* [Stated problem]: Express the part of the items that opens with the line containing "repost-icon <box>274 371 314 405</box>" and closes with the line containing "repost-count: 13K <box>326 374 369 401</box>" as a Markdown table with the columns No. and Line, giving each line a running number and skipping blank lines.

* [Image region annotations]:
(begin)
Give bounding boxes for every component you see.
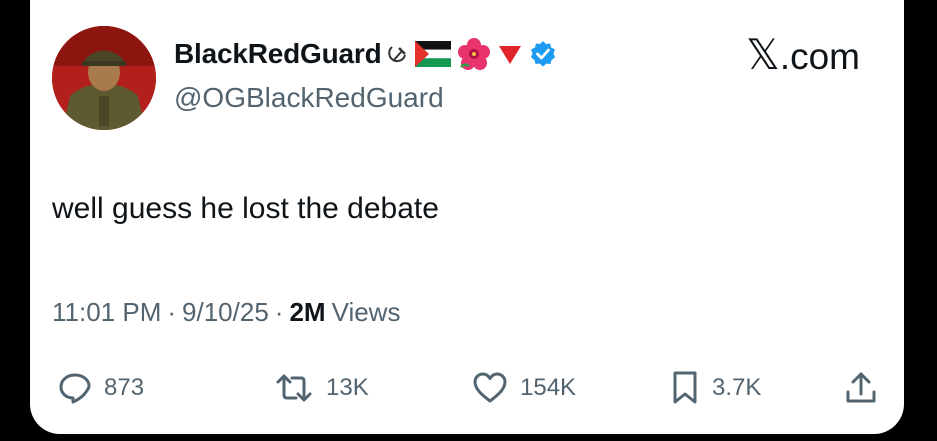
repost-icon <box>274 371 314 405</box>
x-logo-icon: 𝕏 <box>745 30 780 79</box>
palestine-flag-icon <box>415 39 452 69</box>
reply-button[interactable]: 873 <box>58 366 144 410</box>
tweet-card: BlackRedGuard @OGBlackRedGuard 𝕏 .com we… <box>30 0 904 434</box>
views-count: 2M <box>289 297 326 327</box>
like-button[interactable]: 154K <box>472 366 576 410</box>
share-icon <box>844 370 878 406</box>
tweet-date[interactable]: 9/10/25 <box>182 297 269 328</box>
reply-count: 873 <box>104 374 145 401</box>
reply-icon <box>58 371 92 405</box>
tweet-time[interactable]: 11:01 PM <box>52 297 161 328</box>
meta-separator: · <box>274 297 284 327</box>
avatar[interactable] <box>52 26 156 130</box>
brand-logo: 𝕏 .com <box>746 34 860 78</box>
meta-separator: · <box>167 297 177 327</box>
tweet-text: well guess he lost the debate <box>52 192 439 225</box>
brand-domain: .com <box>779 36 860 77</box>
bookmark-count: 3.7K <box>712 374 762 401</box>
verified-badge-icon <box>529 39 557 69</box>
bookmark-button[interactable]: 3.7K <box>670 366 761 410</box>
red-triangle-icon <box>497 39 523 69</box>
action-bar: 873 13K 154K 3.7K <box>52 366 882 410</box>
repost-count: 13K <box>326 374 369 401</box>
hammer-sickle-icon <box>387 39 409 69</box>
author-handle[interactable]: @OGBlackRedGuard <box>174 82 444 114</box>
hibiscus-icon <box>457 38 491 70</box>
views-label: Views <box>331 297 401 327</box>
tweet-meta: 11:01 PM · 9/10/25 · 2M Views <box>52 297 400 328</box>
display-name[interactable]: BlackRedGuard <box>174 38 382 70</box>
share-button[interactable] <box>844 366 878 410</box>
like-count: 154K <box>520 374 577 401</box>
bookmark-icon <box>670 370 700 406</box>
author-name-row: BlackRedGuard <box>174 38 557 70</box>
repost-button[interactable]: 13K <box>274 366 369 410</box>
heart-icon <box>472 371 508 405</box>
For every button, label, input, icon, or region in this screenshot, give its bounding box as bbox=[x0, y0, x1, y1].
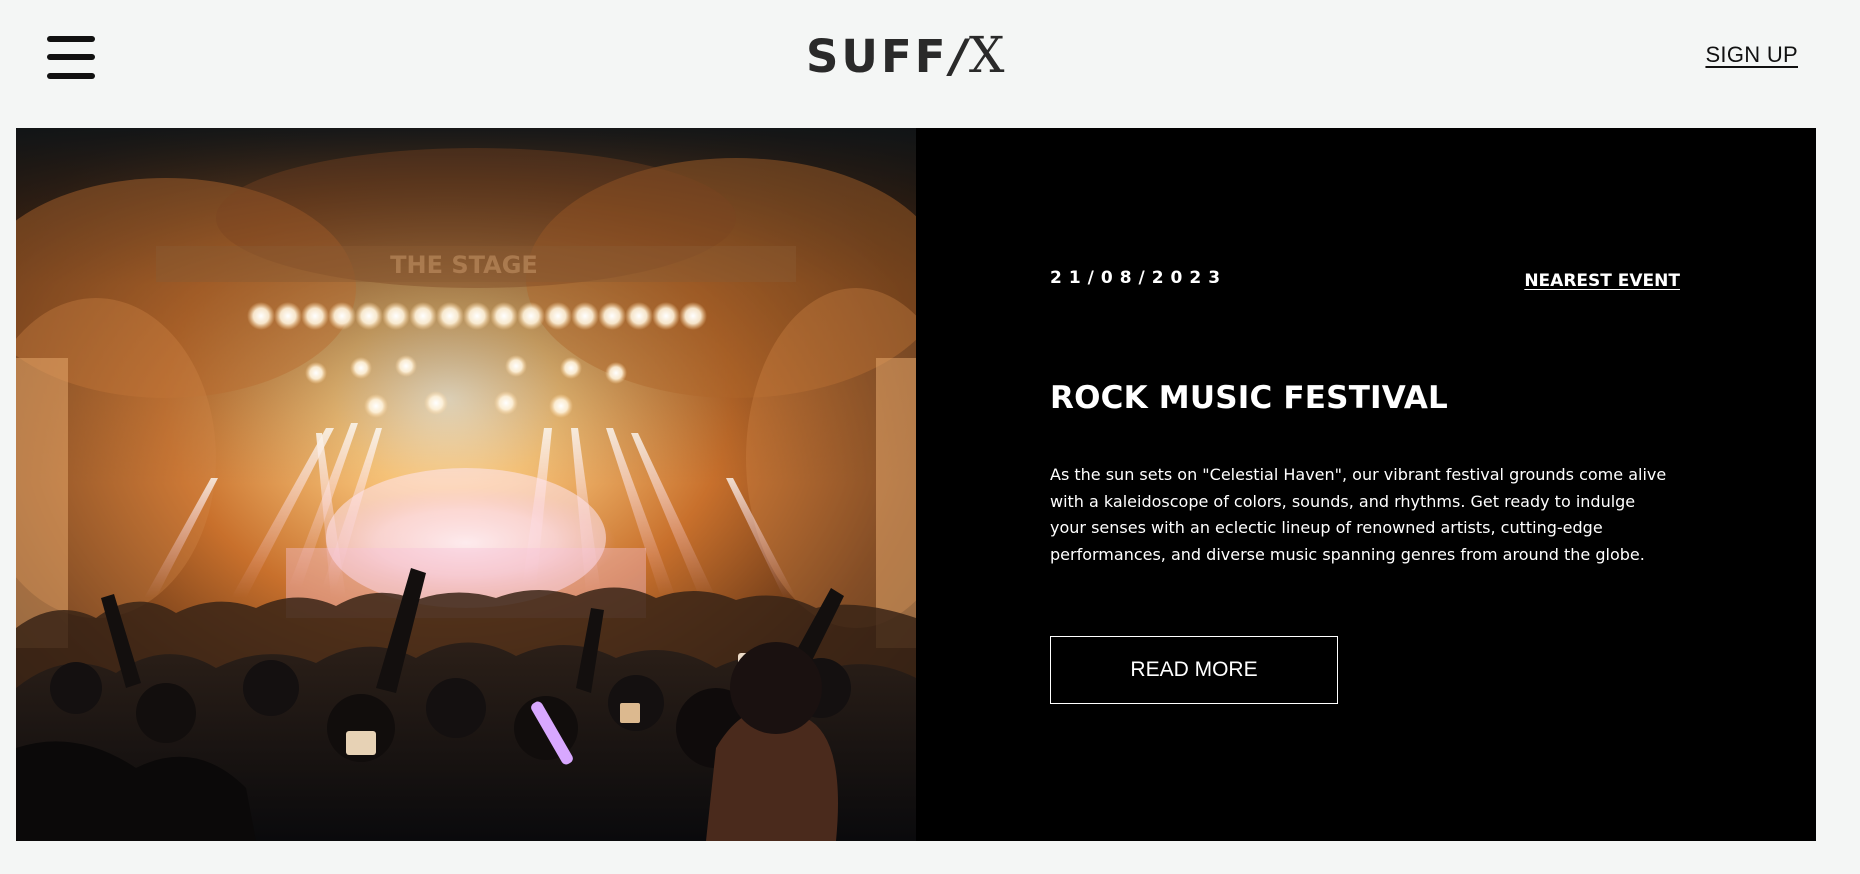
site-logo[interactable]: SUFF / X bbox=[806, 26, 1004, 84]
(end)
* [Response to the task]:
| No. | Line |
|---|---|
| 1 | repost-icon <box>274 371 314 405</box> |
| 2 | x-logo-icon: 𝕏 <box>745 30 780 79</box> |
| 3 | palestine-flag-icon <box>415 39 452 69</box> |
| 4 | reply-button[interactable]: 873 <box>58 366 144 410</box> |
| 5 | tweet-card: BlackRedGuard @OGBlackRedGuard 𝕏 .com we… <box>30 0 904 434</box> |
| 6 | views-count: 2M <box>289 297 326 327</box> |
| 7 | like-button[interactable]: 154K <box>472 366 576 410</box> |
| 8 | share-icon <box>844 370 878 406</box> |
| 9 | tweet-date[interactable]: 9/10/25 <box>182 297 269 328</box> |
| 10 | reply-count: 873 <box>104 374 145 401</box> |
| 11 | reply-icon <box>58 371 92 405</box> |
| 12 | tweet-time[interactable]: 11:01 PM <box>52 297 161 328</box> |
| 13 | meta-separator: · <box>274 297 284 327</box> |
| 14 | avatar[interactable] <box>52 26 156 130</box> |
| 15 | brand-logo: 𝕏 .com <box>746 34 860 78</box> |
| 16 | meta-separator: · <box>167 297 177 327</box> |
| 17 | tweet-text: well guess he lost the debate <box>52 192 439 225</box> |
| 18 | brand-domain: .com <box>779 36 860 77</box> |
| 19 | bookmark-count: 3.7K <box>712 374 762 401</box> |
| 20 | verified-badge-icon <box>529 39 557 69</box> |
| 21 | bookmark-button[interactable]: 3.7K <box>670 366 761 410</box> |
| 22 | red-triangle-icon <box>497 39 523 69</box> |
| 23 | action-bar: 873 13K 154K 3.7K <box>52 366 882 410</box> |
| 24 | repost-count: 13K <box>326 374 369 401</box> |